* BEGIN Dataset *

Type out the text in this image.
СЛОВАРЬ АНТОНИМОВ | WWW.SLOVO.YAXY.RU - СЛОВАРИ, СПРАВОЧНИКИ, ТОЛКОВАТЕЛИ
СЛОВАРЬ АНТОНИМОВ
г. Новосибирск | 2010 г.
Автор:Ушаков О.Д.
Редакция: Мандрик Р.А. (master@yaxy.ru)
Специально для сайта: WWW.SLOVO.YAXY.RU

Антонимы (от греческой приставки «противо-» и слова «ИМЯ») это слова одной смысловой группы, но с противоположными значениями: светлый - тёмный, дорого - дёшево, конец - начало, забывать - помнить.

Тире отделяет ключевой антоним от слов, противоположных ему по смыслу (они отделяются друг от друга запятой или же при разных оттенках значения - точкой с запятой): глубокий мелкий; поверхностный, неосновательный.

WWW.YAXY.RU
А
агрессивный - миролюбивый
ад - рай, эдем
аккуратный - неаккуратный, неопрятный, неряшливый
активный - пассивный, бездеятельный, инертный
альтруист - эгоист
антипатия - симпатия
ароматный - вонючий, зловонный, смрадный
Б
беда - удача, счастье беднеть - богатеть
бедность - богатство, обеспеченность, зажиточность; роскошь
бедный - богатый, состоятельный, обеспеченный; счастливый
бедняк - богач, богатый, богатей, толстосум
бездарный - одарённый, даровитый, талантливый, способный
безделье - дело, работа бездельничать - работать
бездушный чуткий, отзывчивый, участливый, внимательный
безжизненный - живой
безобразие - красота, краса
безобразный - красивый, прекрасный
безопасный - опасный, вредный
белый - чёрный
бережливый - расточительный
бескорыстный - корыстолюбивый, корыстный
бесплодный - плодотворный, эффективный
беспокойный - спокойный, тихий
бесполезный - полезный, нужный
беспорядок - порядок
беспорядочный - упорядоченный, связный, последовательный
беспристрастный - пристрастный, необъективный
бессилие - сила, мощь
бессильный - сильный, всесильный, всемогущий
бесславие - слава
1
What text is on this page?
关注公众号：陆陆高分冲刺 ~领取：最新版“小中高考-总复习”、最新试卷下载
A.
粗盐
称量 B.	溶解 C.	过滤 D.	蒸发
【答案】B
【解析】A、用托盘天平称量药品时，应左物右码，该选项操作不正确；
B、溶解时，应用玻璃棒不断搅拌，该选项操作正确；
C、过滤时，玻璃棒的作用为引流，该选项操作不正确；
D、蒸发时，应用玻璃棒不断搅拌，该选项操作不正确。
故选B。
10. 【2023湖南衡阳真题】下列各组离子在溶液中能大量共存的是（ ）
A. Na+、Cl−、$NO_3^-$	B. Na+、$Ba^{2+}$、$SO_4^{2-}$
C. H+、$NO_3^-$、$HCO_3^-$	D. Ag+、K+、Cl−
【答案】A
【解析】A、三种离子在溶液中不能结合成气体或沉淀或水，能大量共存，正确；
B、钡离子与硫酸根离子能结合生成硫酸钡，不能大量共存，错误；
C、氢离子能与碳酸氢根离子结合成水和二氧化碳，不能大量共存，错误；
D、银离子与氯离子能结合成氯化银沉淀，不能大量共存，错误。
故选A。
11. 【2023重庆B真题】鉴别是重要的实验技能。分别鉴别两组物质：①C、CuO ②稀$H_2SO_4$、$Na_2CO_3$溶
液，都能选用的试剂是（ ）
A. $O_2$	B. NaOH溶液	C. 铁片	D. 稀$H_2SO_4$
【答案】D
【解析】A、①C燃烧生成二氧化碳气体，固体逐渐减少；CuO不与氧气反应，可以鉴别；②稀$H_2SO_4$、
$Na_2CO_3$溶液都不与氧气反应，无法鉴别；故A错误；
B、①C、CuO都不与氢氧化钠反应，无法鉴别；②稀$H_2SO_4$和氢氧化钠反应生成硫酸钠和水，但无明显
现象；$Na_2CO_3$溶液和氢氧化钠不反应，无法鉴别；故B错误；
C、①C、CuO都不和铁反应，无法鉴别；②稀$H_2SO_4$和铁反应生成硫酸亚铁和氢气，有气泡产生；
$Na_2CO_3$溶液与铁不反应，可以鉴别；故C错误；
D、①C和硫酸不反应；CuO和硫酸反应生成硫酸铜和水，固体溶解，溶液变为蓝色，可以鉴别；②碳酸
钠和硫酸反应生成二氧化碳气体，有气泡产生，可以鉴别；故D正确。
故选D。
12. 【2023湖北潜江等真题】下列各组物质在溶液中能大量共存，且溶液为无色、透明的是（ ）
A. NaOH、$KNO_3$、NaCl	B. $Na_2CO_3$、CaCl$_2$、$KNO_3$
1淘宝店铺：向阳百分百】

* END Dataset *

> **Problem requirements**
Write every record out again, unaltered.

> **Expected output**
Type out the text in this image.
СЛОВАРЬ АНТОНИМОВ | WWW.SLOVO.YAXY.RU - СЛОВАРИ, СПРАВОЧНИКИ, ТОЛКОВАТЕЛИ
СЛОВАРЬ АНТОНИМОВ
г. Новосибирск | 2010 г.
Автор:Ушаков О.Д.
Редакция: Мандрик Р.А. (master@yaxy.ru)
Специально для сайта: WWW.SLOVO.YAXY.RU

Антонимы (от греческой приставки «противо-» и слова «ИМЯ») это слова одной смысловой группы, но с противоположными значениями: светлый - тёмный, дорого - дёшево, конец - начало, забывать - помнить.

Тире отделяет ключевой антоним от слов, противоположных ему по смыслу (они отделяются друг от друга запятой или же при разных оттенках значения - точкой с запятой): глубокий мелкий; поверхностный, неосновательный.

WWW.YAXY.RU
А
агрессивный - миролюбивый
ад - рай, эдем
аккуратный - неаккуратный, неопрятный, неряшливый
активный - пассивный, бездеятельный, инертный
альтруист - эгоист
антипатия - симпатия
ароматный - вонючий, зловонный, смрадный
Б
беда - удача, счастье беднеть - богатеть
бедность - богатство, обеспеченность, зажиточность; роскошь
бедный - богатый, состоятельный, обеспеченный; счастливый
бедняк - богач, богатый, богатей, толстосум
бездарный - одарённый, даровитый, талантливый, способный
безделье - дело, работа бездельничать - работать
бездушный чуткий, отзывчивый, участливый, внимательный
безжизненный - живой
безобразие - красота, краса
безобразный - красивый, прекрасный
безопасный - опасный, вредный
белый - чёрный
бережливый - расточительный
бескорыстный - корыстолюбивый, корыстный
бесплодный - плодотворный, эффективный
беспокойный - спокойный, тихий
бесполезный - полезный, нужный
беспорядок - порядок
беспорядочный - упорядоченный, связный, последовательный
беспристрастный - пристрастный, необъективный
бессилие - сила, мощь
бессильный - сильный, всесильный, всемогущий
бесславие - слава
1
What text is on this page?
关注公众号：陆陆高分冲刺 ~领取：最新版“小中高考-总复习”、最新试卷下载
A.
粗盐
称量 B.	溶解 C.	过滤 D.	蒸发
【答案】B
【解析】A、用托盘天平称量药品时，应左物右码，该选项操作不正确；
B、溶解时，应用玻璃棒不断搅拌，该选项操作正确；
C、过滤时，玻璃棒的作用为引流，该选项操作不正确；
D、蒸发时，应用玻璃棒不断搅拌，该选项操作不正确。
故选B。
10. 【2023湖南衡阳真题】下列各组离子在溶液中能大量共存的是（ ）
A. Na+、Cl−、$NO_3^-$	B. Na+、$Ba^{2+}$、$SO_4^{2-}$
C. H+、$NO_3^-$、$HCO_3^-$	D. Ag+、K+、Cl−
【答案】A
【解析】A、三种离子在溶液中不能结合成气体或沉淀或水，能大量共存，正确；
B、钡离子与硫酸根离子能结合生成硫酸钡，不能大量共存，错误；
C、氢离子能与碳酸氢根离子结合成水和二氧化碳，不能大量共存，错误；
D、银离子与氯离子能结合成氯化银沉淀，不能大量共存，错误。
故选A。
11. 【2023重庆B真题】鉴别是重要的实验技能。分别鉴别两组物质：①C、CuO ②稀$H_2SO_4$、$Na_2CO_3$溶
液，都能选用的试剂是（ ）
A. $O_2$	B. NaOH溶液	C. 铁片	D. 稀$H_2SO_4$
【答案】D
【解析】A、①C燃烧生成二氧化碳气体，固体逐渐减少；CuO不与氧气反应，可以鉴别；②稀$H_2SO_4$、
$Na_2CO_3$溶液都不与氧气反应，无法鉴别；故A错误；
B、①C、CuO都不与氢氧化钠反应，无法鉴别；②稀$H_2SO_4$和氢氧化钠反应生成硫酸钠和水，但无明显
现象；$Na_2CO_3$溶液和氢氧化钠不反应，无法鉴别；故B错误；
C、①C、CuO都不和铁反应，无法鉴别；②稀$H_2SO_4$和铁反应生成硫酸亚铁和氢气，有气泡产生；
$Na_2CO_3$溶液与铁不反应，可以鉴别；故C错误；
D、①C和硫酸不反应；CuO和硫酸反应生成硫酸铜和水，固体溶解，溶液变为蓝色，可以鉴别；②碳酸
钠和硫酸反应生成二氧化碳气体，有气泡产生，可以鉴别；故D正确。
故选D。
12. 【2023湖北潜江等真题】下列各组物质在溶液中能大量共存，且溶液为无色、透明的是（ ）
A. NaOH、$KNO_3$、NaCl	B. $Na_2CO_3$、CaCl$_2$、$KNO_3$
1淘宝店铺：向阳百分百】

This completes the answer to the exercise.